◆ **Exercise requirements**
Extract each line of the records below that contains the word "this".

(Entries from a dataset)
╭──

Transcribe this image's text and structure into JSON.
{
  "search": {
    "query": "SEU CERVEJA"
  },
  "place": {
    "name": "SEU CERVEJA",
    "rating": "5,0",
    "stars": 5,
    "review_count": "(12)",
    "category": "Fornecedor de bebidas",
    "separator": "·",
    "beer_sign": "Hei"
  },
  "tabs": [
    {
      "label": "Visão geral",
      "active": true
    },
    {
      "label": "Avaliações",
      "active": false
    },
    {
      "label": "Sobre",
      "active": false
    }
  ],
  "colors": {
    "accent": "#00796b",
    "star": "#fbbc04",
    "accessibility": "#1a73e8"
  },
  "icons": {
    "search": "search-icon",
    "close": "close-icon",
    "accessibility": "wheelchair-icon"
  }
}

╰──
╭──

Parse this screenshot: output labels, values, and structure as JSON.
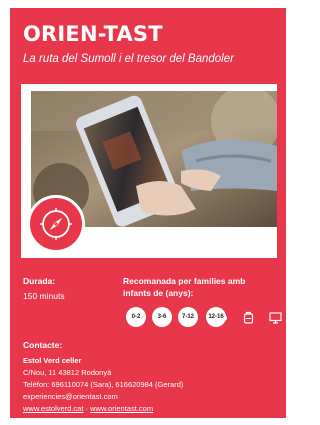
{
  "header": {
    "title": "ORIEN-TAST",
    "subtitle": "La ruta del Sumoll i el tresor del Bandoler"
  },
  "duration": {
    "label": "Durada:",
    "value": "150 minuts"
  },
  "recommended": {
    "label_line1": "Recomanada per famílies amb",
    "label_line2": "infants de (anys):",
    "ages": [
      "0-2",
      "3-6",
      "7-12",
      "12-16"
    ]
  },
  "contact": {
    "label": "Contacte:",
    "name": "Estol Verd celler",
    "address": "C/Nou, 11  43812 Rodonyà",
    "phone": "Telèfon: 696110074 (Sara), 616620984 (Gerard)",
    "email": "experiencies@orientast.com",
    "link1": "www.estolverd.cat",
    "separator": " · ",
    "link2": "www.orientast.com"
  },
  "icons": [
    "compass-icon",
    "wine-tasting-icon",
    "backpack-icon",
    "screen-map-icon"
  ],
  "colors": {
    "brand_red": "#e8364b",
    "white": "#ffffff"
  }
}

╰──

◆ **Answer below**
Transcribe this image's text and structure into JSON.
Parse this screenshot: output labels, values, and structure as JSON.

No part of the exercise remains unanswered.